Dataset items
□ □ □ □ □ □ □

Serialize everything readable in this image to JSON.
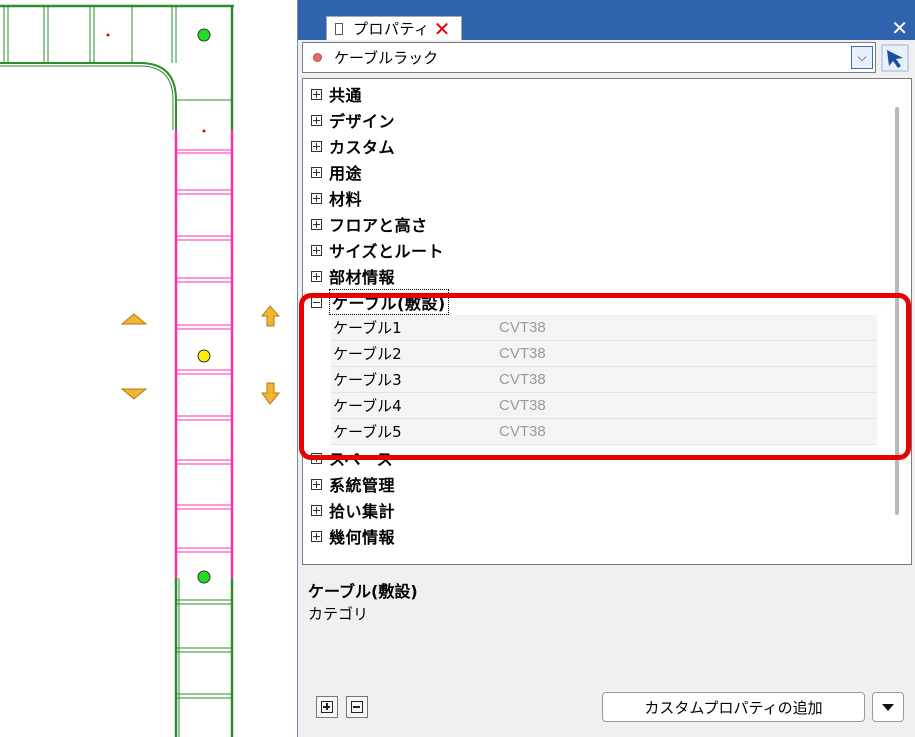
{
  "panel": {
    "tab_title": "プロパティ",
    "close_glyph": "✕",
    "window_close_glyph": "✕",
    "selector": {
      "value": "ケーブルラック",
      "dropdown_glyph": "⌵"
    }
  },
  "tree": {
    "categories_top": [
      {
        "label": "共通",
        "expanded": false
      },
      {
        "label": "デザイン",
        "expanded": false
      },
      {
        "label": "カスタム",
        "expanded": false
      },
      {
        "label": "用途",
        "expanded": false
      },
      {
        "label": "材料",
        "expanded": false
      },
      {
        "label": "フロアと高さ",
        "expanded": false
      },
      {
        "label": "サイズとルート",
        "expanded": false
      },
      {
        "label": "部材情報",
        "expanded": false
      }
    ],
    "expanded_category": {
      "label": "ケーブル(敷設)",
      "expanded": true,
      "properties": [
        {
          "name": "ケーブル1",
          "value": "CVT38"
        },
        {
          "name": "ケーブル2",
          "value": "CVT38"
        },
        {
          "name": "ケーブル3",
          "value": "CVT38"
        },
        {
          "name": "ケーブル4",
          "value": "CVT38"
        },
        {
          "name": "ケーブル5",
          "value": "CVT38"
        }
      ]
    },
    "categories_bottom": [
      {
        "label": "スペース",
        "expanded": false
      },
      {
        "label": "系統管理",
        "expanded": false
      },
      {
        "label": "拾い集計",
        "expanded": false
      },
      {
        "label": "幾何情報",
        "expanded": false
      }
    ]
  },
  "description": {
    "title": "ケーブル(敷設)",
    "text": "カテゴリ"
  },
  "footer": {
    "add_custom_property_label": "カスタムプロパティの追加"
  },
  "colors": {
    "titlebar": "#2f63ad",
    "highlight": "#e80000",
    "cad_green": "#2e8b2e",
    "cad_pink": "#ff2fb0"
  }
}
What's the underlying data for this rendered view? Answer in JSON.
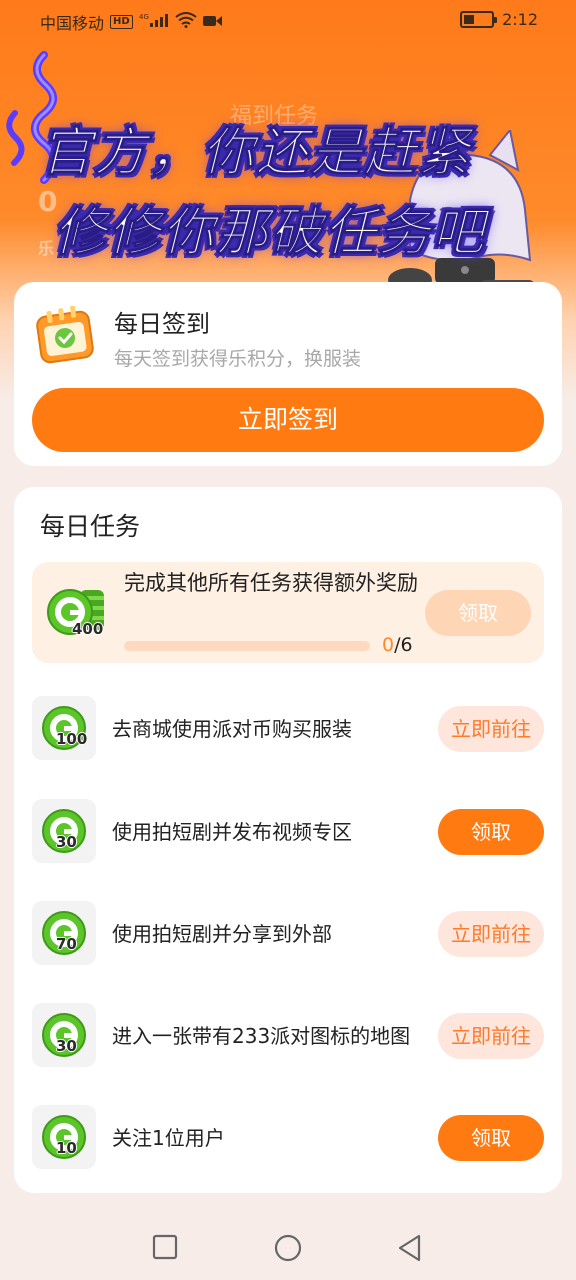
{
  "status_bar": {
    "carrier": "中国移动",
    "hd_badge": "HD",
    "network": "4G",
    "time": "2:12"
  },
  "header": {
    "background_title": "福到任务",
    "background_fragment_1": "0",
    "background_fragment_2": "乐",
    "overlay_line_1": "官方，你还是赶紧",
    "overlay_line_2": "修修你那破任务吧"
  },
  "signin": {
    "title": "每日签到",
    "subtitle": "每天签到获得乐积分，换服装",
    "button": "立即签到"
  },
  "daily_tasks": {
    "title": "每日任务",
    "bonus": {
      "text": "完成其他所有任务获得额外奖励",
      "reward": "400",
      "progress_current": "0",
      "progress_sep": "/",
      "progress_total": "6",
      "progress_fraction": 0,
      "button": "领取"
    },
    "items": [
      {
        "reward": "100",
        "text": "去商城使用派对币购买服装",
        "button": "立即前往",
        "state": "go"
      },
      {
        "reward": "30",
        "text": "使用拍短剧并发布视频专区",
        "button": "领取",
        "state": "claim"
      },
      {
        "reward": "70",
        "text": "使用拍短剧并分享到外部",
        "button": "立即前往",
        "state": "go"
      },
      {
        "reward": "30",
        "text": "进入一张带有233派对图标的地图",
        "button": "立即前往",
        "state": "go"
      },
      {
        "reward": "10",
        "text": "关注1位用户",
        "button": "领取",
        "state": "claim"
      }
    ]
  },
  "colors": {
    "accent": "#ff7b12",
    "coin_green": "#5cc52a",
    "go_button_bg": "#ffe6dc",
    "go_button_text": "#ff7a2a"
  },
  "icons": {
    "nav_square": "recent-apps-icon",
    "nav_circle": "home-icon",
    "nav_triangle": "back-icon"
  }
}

□ □ □ □ □ □ □

- JOB -
Quote everything in the listing above exactly; pictures are the only thing to omit.

- THE RESPONSE -
Serialize everything readable in this image to JSON.
{
  "panel": {
    "tab_title": "プロパティ",
    "close_glyph": "✕",
    "window_close_glyph": "✕",
    "selector": {
      "value": "ケーブルラック",
      "dropdown_glyph": "⌵"
    }
  },
  "tree": {
    "categories_top": [
      {
        "label": "共通",
        "expanded": false
      },
      {
        "label": "デザイン",
        "expanded": false
      },
      {
        "label": "カスタム",
        "expanded": false
      },
      {
        "label": "用途",
        "expanded": false
      },
      {
        "label": "材料",
        "expanded": false
      },
      {
        "label": "フロアと高さ",
        "expanded": false
      },
      {
        "label": "サイズとルート",
        "expanded": false
      },
      {
        "label": "部材情報",
        "expanded": false
      }
    ],
    "expanded_category": {
      "label": "ケーブル(敷設)",
      "expanded": true,
      "properties": [
        {
          "name": "ケーブル1",
          "value": "CVT38"
        },
        {
          "name": "ケーブル2",
          "value": "CVT38"
        },
        {
          "name": "ケーブル3",
          "value": "CVT38"
        },
        {
          "name": "ケーブル4",
          "value": "CVT38"
        },
        {
          "name": "ケーブル5",
          "value": "CVT38"
        }
      ]
    },
    "categories_bottom": [
      {
        "label": "スペース",
        "expanded": false
      },
      {
        "label": "系統管理",
        "expanded": false
      },
      {
        "label": "拾い集計",
        "expanded": false
      },
      {
        "label": "幾何情報",
        "expanded": false
      }
    ]
  },
  "description": {
    "title": "ケーブル(敷設)",
    "text": "カテゴリ"
  },
  "footer": {
    "add_custom_property_label": "カスタムプロパティの追加"
  },
  "colors": {
    "titlebar": "#2f63ad",
    "highlight": "#e80000",
    "cad_green": "#2e8b2e",
    "cad_pink": "#ff2fb0"
  }
}
What's the underlying data for this rendered view? Answer in JSON.
{
  "status_bar": {
    "carrier": "中国移动",
    "hd_badge": "HD",
    "network": "4G",
    "time": "2:12"
  },
  "header": {
    "background_title": "福到任务",
    "background_fragment_1": "0",
    "background_fragment_2": "乐",
    "overlay_line_1": "官方，你还是赶紧",
    "overlay_line_2": "修修你那破任务吧"
  },
  "signin": {
    "title": "每日签到",
    "subtitle": "每天签到获得乐积分，换服装",
    "button": "立即签到"
  },
  "daily_tasks": {
    "title": "每日任务",
    "bonus": {
      "text": "完成其他所有任务获得额外奖励",
      "reward": "400",
      "progress_current": "0",
      "progress_sep": "/",
      "progress_total": "6",
      "progress_fraction": 0,
      "button": "领取"
    },
    "items": [
      {
        "reward": "100",
        "text": "去商城使用派对币购买服装",
        "button": "立即前往",
        "state": "go"
      },
      {
        "reward": "30",
        "text": "使用拍短剧并发布视频专区",
        "button": "领取",
        "state": "claim"
      },
      {
        "reward": "70",
        "text": "使用拍短剧并分享到外部",
        "button": "立即前往",
        "state": "go"
      },
      {
        "reward": "30",
        "text": "进入一张带有233派对图标的地图",
        "button": "立即前往",
        "state": "go"
      },
      {
        "reward": "10",
        "text": "关注1位用户",
        "button": "领取",
        "state": "claim"
      }
    ]
  },
  "colors": {
    "accent": "#ff7b12",
    "coin_green": "#5cc52a",
    "go_button_bg": "#ffe6dc",
    "go_button_text": "#ff7a2a"
  },
  "icons": {
    "nav_square": "recent-apps-icon",
    "nav_circle": "home-icon",
    "nav_triangle": "back-icon"
  }
}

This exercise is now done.